§ Figure dataset records:
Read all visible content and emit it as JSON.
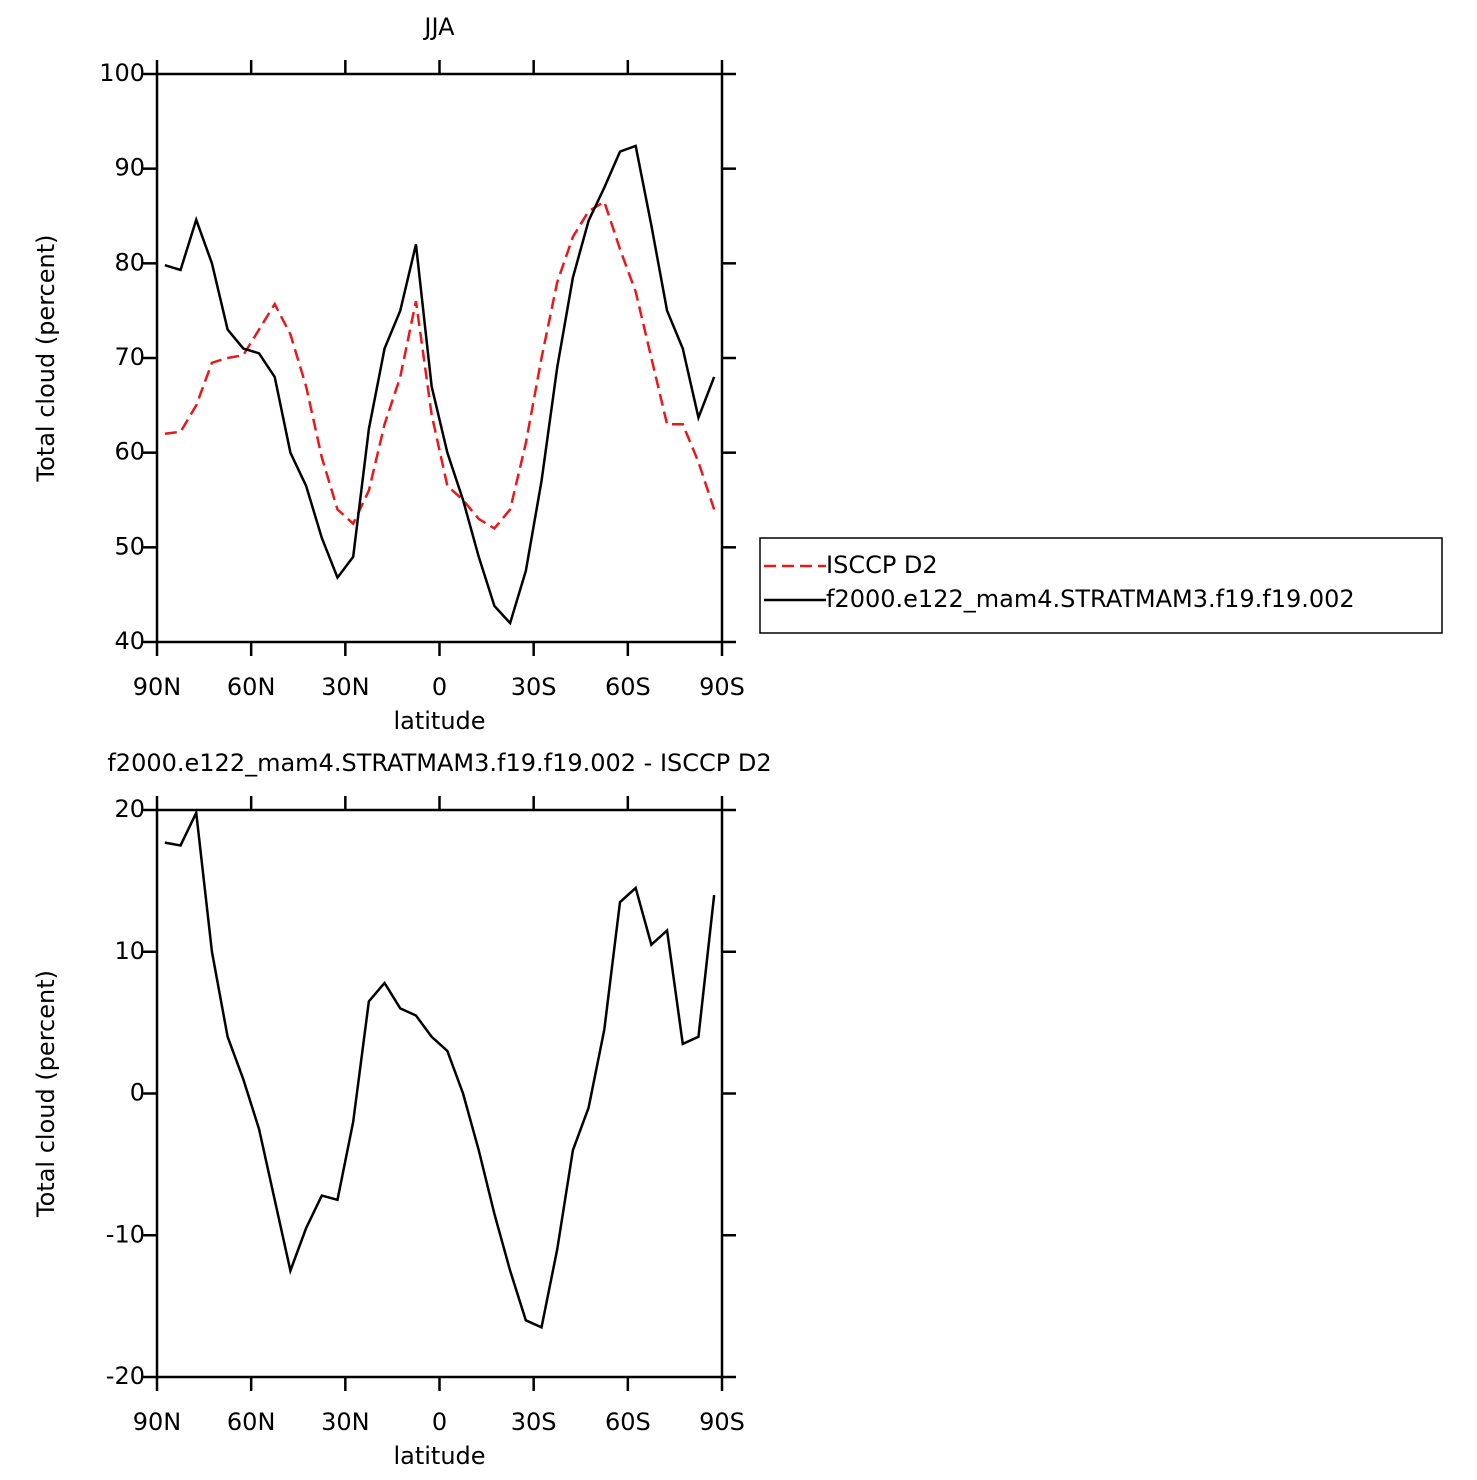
{
  "chart_data": [
    {
      "type": "line",
      "title": "JJA",
      "xlabel": "latitude",
      "ylabel": "Total cloud (percent)",
      "x": [
        87.5,
        82.5,
        77.5,
        72.5,
        67.5,
        62.5,
        57.5,
        52.5,
        47.5,
        42.5,
        37.5,
        32.5,
        27.5,
        22.5,
        17.5,
        12.5,
        7.5,
        2.5,
        -2.5,
        -7.5,
        -12.5,
        -17.5,
        -22.5,
        -27.5,
        -32.5,
        -37.5,
        -42.5,
        -47.5,
        -52.5,
        -57.5,
        -62.5,
        -67.5,
        -72.5,
        -77.5,
        -82.5,
        -87.5
      ],
      "series": [
        {
          "name": "ISCCP D2",
          "color": "#e8181b",
          "dashed": true,
          "values": [
            62,
            62.2,
            65,
            69.5,
            70,
            70.3,
            73,
            75.7,
            72.5,
            67,
            59.5,
            54,
            52.5,
            56,
            63,
            68,
            76,
            64,
            56.5,
            55,
            53,
            52,
            54,
            61,
            70,
            78,
            82.8,
            85.5,
            86.5,
            81.5,
            77,
            70,
            63,
            63,
            59,
            54
          ]
        },
        {
          "name": "f2000.e122_mam4.STRATMAM3.f19.f19.002",
          "color": "#000000",
          "dashed": false,
          "values": [
            79.8,
            79.3,
            84.6,
            80,
            73,
            71,
            70.5,
            68,
            60,
            56.5,
            51,
            46.8,
            49,
            62.5,
            71,
            75,
            82,
            67,
            60,
            55,
            49,
            43.8,
            42,
            47.5,
            57,
            69,
            78.5,
            84.5,
            88,
            91.8,
            92.4,
            84,
            75,
            71,
            63.7,
            68
          ]
        }
      ],
      "xlim": [
        90,
        -90
      ],
      "xticks": [
        {
          "value": 90,
          "label": "90N"
        },
        {
          "value": 60,
          "label": "60N"
        },
        {
          "value": 30,
          "label": "30N"
        },
        0,
        {
          "value": -30,
          "label": "30S"
        },
        {
          "value": -60,
          "label": "60S"
        },
        {
          "value": -90,
          "label": "90S"
        }
      ],
      "ylim": [
        40,
        100
      ],
      "yticks": [
        40,
        50,
        60,
        70,
        80,
        90,
        100
      ],
      "legend": "right"
    },
    {
      "type": "line",
      "title": "f2000.e122_mam4.STRATMAM3.f19.f19.002 - ISCCP D2",
      "xlabel": "latitude",
      "ylabel": "Total cloud (percent)",
      "x": [
        87.5,
        82.5,
        77.5,
        72.5,
        67.5,
        62.5,
        57.5,
        52.5,
        47.5,
        42.5,
        37.5,
        32.5,
        27.5,
        22.5,
        17.5,
        12.5,
        7.5,
        2.5,
        -2.5,
        -7.5,
        -12.5,
        -17.5,
        -22.5,
        -27.5,
        -32.5,
        -37.5,
        -42.5,
        -47.5,
        -52.5,
        -57.5,
        -62.5,
        -67.5,
        -72.5,
        -77.5,
        -82.5,
        -87.5
      ],
      "series": [
        {
          "color": "#000000",
          "dashed": false,
          "values": [
            17.7,
            17.5,
            19.8,
            10,
            4,
            1,
            -2.5,
            -7.5,
            -12.5,
            -9.5,
            -7.2,
            -7.5,
            -2,
            6.5,
            7.8,
            6,
            5.5,
            4,
            3,
            0,
            -4,
            -8.5,
            -12.5,
            -16,
            -16.5,
            -11,
            -4,
            -1,
            4.5,
            13.5,
            14.5,
            10.5,
            11.5,
            3.5,
            4,
            14
          ]
        }
      ],
      "xlim": [
        90,
        -90
      ],
      "xticks": [
        {
          "value": 90,
          "label": "90N"
        },
        {
          "value": 60,
          "label": "60N"
        },
        {
          "value": 30,
          "label": "30N"
        },
        0,
        {
          "value": -30,
          "label": "30S"
        },
        {
          "value": -60,
          "label": "60S"
        },
        {
          "value": -90,
          "label": "90S"
        }
      ],
      "ylim": [
        -20,
        20
      ],
      "yticks": [
        -20,
        -10,
        0,
        10,
        20
      ]
    }
  ]
}
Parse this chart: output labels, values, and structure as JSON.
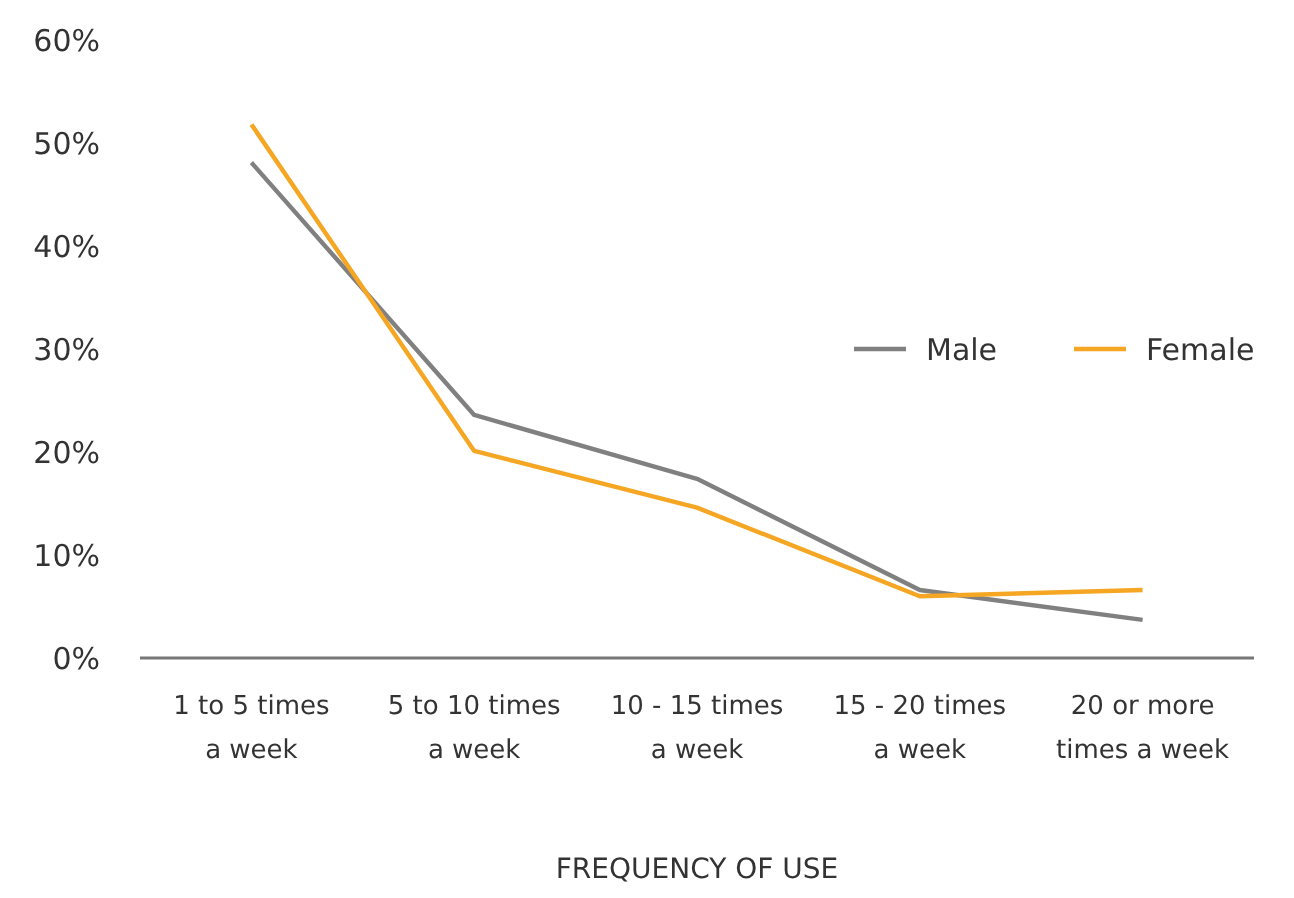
{
  "chart_data": {
    "type": "line",
    "xlabel": "FREQUENCY OF USE",
    "categories": [
      "1 to 5 times a week",
      "5 to 10 times a week",
      "10 - 15 times a week",
      "15 - 20 times a week",
      "20 or more times a week"
    ],
    "series": [
      {
        "name": "Male",
        "color": "#808080",
        "values": [
          48.1,
          23.6,
          17.4,
          6.6,
          3.7
        ]
      },
      {
        "name": "Female",
        "color": "#f5a623",
        "values": [
          51.8,
          20.1,
          14.6,
          6.0,
          6.6
        ]
      }
    ],
    "ylim": [
      0,
      60
    ],
    "yticks": [
      {
        "value": 0,
        "label": "0%"
      },
      {
        "value": 10,
        "label": "10%"
      },
      {
        "value": 20,
        "label": "20%"
      },
      {
        "value": 30,
        "label": "30%"
      },
      {
        "value": 40,
        "label": "40%"
      },
      {
        "value": 50,
        "label": "50%"
      },
      {
        "value": 60,
        "label": "60%"
      }
    ],
    "grid": false,
    "legend": "right",
    "marker": "none",
    "line_style": "solid"
  }
}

§ TASK STATEMENT:
List each line holding the string "week".

§ SOLUTION BELOW:
      "1 to 5 times a week",
      "5 to 10 times a week",
      "10 - 15 times a week",
      "15 - 20 times a week",
      "20 or more times a week"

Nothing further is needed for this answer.